## Required work:
Read the data and repeat all of it exactly.

[Excerpts from a figure dataset]

== == ==

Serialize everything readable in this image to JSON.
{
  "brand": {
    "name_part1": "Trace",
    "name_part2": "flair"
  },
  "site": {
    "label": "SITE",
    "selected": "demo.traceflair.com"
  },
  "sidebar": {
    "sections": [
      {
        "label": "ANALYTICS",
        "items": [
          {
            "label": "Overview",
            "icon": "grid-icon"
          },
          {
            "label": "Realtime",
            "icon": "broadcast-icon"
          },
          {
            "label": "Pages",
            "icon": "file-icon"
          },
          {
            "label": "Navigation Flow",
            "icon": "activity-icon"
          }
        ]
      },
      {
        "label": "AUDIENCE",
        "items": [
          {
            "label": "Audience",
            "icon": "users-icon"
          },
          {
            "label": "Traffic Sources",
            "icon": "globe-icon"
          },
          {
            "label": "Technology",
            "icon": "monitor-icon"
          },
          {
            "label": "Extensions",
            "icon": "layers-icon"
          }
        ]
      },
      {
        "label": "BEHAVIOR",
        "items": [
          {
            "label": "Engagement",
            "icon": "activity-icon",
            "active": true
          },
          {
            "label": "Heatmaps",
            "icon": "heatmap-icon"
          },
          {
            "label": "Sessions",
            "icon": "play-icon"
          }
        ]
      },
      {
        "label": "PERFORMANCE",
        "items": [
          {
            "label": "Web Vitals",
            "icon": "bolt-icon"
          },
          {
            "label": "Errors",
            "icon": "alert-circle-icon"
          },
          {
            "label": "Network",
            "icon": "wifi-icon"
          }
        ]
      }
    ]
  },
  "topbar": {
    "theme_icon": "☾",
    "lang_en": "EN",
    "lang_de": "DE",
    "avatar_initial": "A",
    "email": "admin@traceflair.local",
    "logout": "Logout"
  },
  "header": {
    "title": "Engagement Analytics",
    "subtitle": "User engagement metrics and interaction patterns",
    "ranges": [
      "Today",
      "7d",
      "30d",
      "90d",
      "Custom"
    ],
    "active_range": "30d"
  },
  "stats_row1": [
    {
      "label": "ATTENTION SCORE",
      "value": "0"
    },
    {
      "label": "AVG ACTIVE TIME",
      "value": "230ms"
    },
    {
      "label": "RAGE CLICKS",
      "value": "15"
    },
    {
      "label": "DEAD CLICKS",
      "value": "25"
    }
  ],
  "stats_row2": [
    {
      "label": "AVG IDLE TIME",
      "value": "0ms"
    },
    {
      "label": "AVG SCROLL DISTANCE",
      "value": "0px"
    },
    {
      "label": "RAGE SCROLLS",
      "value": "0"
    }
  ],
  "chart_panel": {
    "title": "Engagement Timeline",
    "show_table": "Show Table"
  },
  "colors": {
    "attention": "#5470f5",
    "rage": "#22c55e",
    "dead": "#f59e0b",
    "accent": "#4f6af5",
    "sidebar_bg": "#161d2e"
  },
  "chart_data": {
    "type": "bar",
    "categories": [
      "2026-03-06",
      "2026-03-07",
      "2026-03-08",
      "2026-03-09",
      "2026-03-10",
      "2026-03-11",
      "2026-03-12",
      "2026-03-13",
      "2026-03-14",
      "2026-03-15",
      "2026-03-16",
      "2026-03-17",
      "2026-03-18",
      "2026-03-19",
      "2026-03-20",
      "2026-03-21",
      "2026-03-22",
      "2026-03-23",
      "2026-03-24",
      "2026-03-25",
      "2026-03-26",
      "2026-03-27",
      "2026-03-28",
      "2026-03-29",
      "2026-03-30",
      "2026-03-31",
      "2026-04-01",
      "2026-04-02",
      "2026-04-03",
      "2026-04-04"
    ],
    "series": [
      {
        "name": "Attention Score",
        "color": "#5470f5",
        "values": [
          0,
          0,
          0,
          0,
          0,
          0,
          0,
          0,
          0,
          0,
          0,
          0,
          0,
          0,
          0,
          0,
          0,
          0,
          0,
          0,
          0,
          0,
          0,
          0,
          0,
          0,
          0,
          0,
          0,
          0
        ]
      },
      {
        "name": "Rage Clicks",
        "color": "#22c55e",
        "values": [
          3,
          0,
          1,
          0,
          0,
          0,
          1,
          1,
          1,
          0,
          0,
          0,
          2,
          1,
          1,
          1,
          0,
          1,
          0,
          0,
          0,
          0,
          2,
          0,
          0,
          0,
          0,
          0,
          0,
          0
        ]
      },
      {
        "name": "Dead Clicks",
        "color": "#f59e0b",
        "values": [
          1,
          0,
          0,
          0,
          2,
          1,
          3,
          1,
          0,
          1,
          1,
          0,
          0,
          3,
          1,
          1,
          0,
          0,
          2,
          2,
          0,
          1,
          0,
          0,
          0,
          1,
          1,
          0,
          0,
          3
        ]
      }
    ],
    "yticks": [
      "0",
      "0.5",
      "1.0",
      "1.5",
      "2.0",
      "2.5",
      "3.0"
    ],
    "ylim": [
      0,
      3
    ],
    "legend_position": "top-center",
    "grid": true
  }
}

== == ==

## Exercise solution:
Serialize everything readable in this image to JSON.
{
  "brand": {
    "name_part1": "Trace",
    "name_part2": "flair"
  },
  "site": {
    "label": "SITE",
    "selected": "demo.traceflair.com"
  },
  "sidebar": {
    "sections": [
      {
        "label": "ANALYTICS",
        "items": [
          {
            "label": "Overview",
            "icon": "grid-icon"
          },
          {
            "label": "Realtime",
            "icon": "broadcast-icon"
          },
          {
            "label": "Pages",
            "icon": "file-icon"
          },
          {
            "label": "Navigation Flow",
            "icon": "activity-icon"
          }
        ]
      },
      {
        "label": "AUDIENCE",
        "items": [
          {
            "label": "Audience",
            "icon": "users-icon"
          },
          {
            "label": "Traffic Sources",
            "icon": "globe-icon"
          },
          {
            "label": "Technology",
            "icon": "monitor-icon"
          },
          {
            "label": "Extensions",
            "icon": "layers-icon"
          }
        ]
      },
      {
        "label": "BEHAVIOR",
        "items": [
          {
            "label": "Engagement",
            "icon": "activity-icon",
            "active": true
          },
          {
            "label": "Heatmaps",
            "icon": "heatmap-icon"
          },
          {
            "label": "Sessions",
            "icon": "play-icon"
          }
        ]
      },
      {
        "label": "PERFORMANCE",
        "items": [
          {
            "label": "Web Vitals",
            "icon": "bolt-icon"
          },
          {
            "label": "Errors",
            "icon": "alert-circle-icon"
          },
          {
            "label": "Network",
            "icon": "wifi-icon"
          }
        ]
      }
    ]
  },
  "topbar": {
    "theme_icon": "☾",
    "lang_en": "EN",
    "lang_de": "DE",
    "avatar_initial": "A",
    "email": "admin@traceflair.local",
    "logout": "Logout"
  },
  "header": {
    "title": "Engagement Analytics",
    "subtitle": "User engagement metrics and interaction patterns",
    "ranges": [
      "Today",
      "7d",
      "30d",
      "90d",
      "Custom"
    ],
    "active_range": "30d"
  },
  "stats_row1": [
    {
      "label": "ATTENTION SCORE",
      "value": "0"
    },
    {
      "label": "AVG ACTIVE TIME",
      "value": "230ms"
    },
    {
      "label": "RAGE CLICKS",
      "value": "15"
    },
    {
      "label": "DEAD CLICKS",
      "value": "25"
    }
  ],
  "stats_row2": [
    {
      "label": "AVG IDLE TIME",
      "value": "0ms"
    },
    {
      "label": "AVG SCROLL DISTANCE",
      "value": "0px"
    },
    {
      "label": "RAGE SCROLLS",
      "value": "0"
    }
  ],
  "chart_panel": {
    "title": "Engagement Timeline",
    "show_table": "Show Table"
  },
  "colors": {
    "attention": "#5470f5",
    "rage": "#22c55e",
    "dead": "#f59e0b",
    "accent": "#4f6af5",
    "sidebar_bg": "#161d2e"
  },
  "chart_data": {
    "type": "bar",
    "categories": [
      "2026-03-06",
      "2026-03-07",
      "2026-03-08",
      "2026-03-09",
      "2026-03-10",
      "2026-03-11",
      "2026-03-12",
      "2026-03-13",
      "2026-03-14",
      "2026-03-15",
      "2026-03-16",
      "2026-03-17",
      "2026-03-18",
      "2026-03-19",
      "2026-03-20",
      "2026-03-21",
      "2026-03-22",
      "2026-03-23",
      "2026-03-24",
      "2026-03-25",
      "2026-03-26",
      "2026-03-27",
      "2026-03-28",
      "2026-03-29",
      "2026-03-30",
      "2026-03-31",
      "2026-04-01",
      "2026-04-02",
      "2026-04-03",
      "2026-04-04"
    ],
    "series": [
      {
        "name": "Attention Score",
        "color": "#5470f5",
        "values": [
          0,
          0,
          0,
          0,
          0,
          0,
          0,
          0,
          0,
          0,
          0,
          0,
          0,
          0,
          0,
          0,
          0,
          0,
          0,
          0,
          0,
          0,
          0,
          0,
          0,
          0,
          0,
          0,
          0,
          0
        ]
      },
      {
        "name": "Rage Clicks",
        "color": "#22c55e",
        "values": [
          3,
          0,
          1,
          0,
          0,
          0,
          1,
          1,
          1,
          0,
          0,
          0,
          2,
          1,
          1,
          1,
          0,
          1,
          0,
          0,
          0,
          0,
          2,
          0,
          0,
          0,
          0,
          0,
          0,
          0
        ]
      },
      {
        "name": "Dead Clicks",
        "color": "#f59e0b",
        "values": [
          1,
          0,
          0,
          0,
          2,
          1,
          3,
          1,
          0,
          1,
          1,
          0,
          0,
          3,
          1,
          1,
          0,
          0,
          2,
          2,
          0,
          1,
          0,
          0,
          0,
          1,
          1,
          0,
          0,
          3
        ]
      }
    ],
    "yticks": [
      "0",
      "0.5",
      "1.0",
      "1.5",
      "2.0",
      "2.5",
      "3.0"
    ],
    "ylim": [
      0,
      3
    ],
    "legend_position": "top-center",
    "grid": true
  }
}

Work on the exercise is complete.